» WHAT THE EXERCISE ASKS
State how many lines of the entries below hold the word "that"; reply with nothing but the number.

═══ RECORDS SHOWN ═══

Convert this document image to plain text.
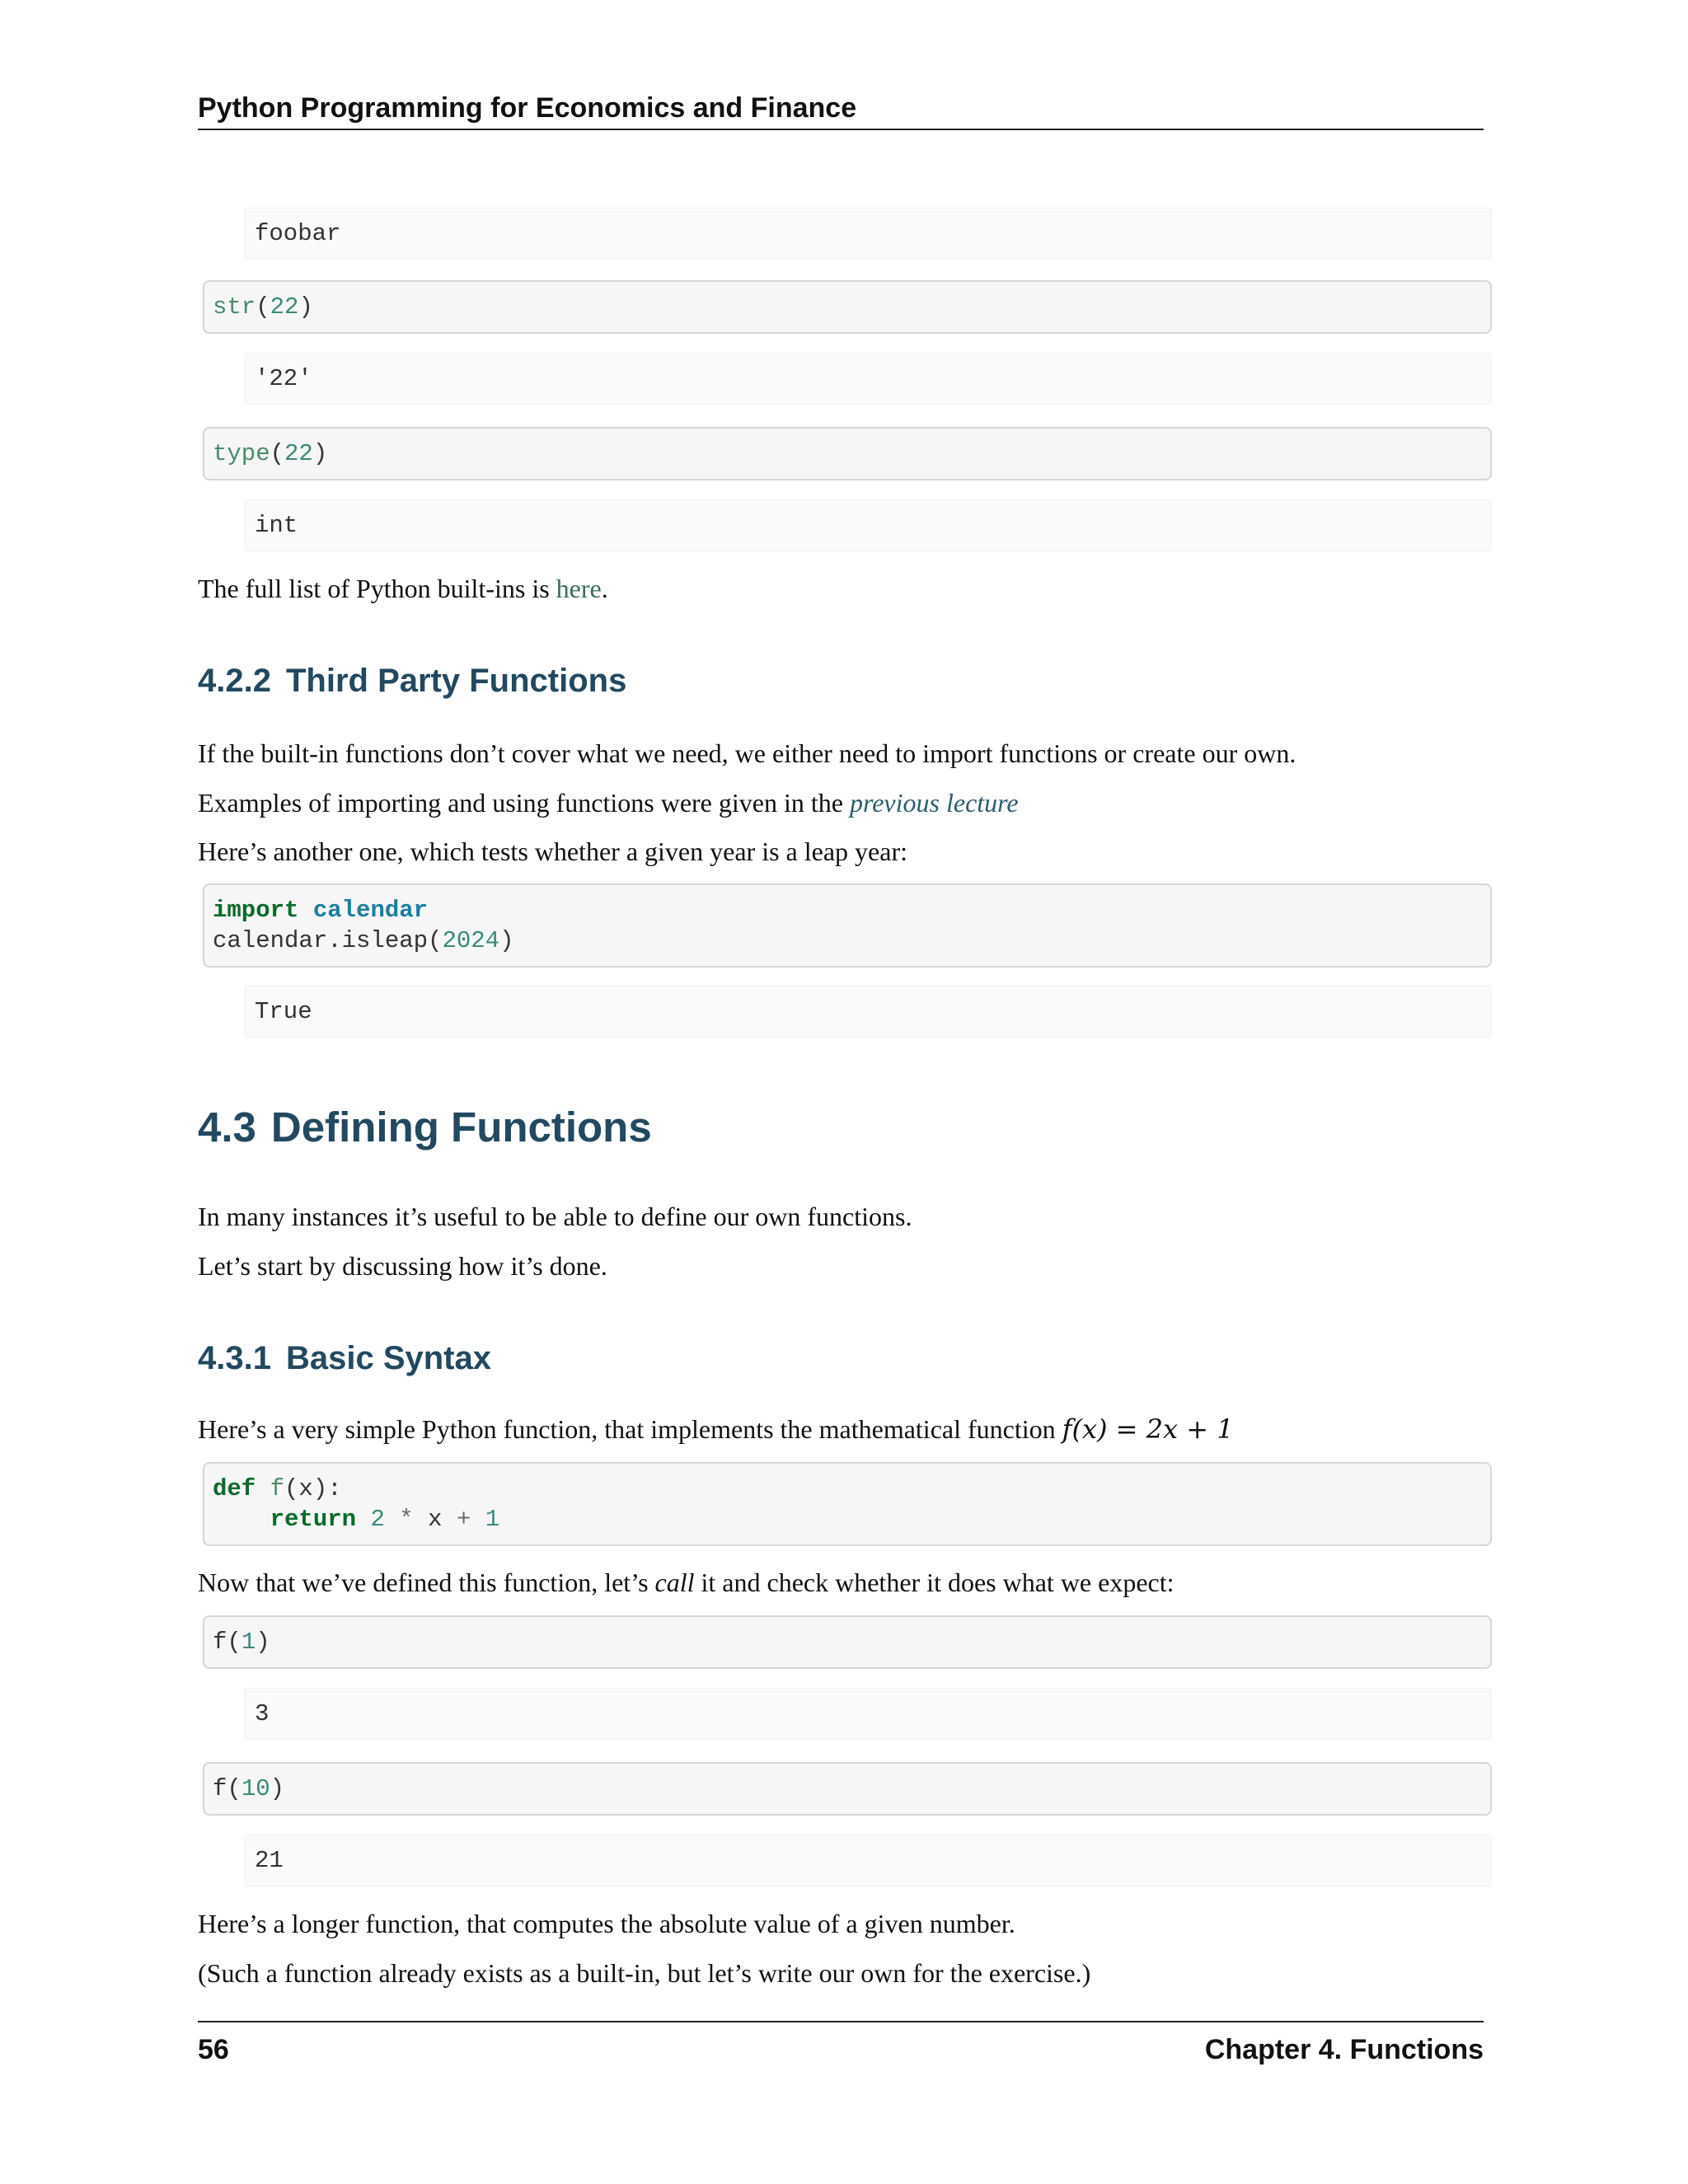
Python Programming for Economics and Finance
foobar
str(22)
'22'
type(22)
int
The full list of Python built-ins is here.
4.2.2 Third Party Functions
If the built-in functions don’t cover what we need, we either need to import functions or create our own.
Examples of importing and using functions were given in the previous lecture
Here’s another one, which tests whether a given year is a leap year:
import calendar
calendar.isleap(2024)
True
4.3 Defining Functions
In many instances it’s useful to be able to define our own functions.
Let’s start by discussing how it’s done.
4.3.1 Basic Syntax
Here’s a very simple Python function, that implements the mathematical function f(x) = 2x + 1
def f(x):
return 2 * x + 1
Now that we’ve defined this function, let’s call it and check whether it does what we expect:
f(1)
3
f(10)
21
Here’s a longer function, that computes the absolute value of a given number.
(Such a function already exists as a built-in, but let’s write our own for the exercise.)
56	Chapter 4. Functions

═══

» SOLUTION FOR THIS TASK
3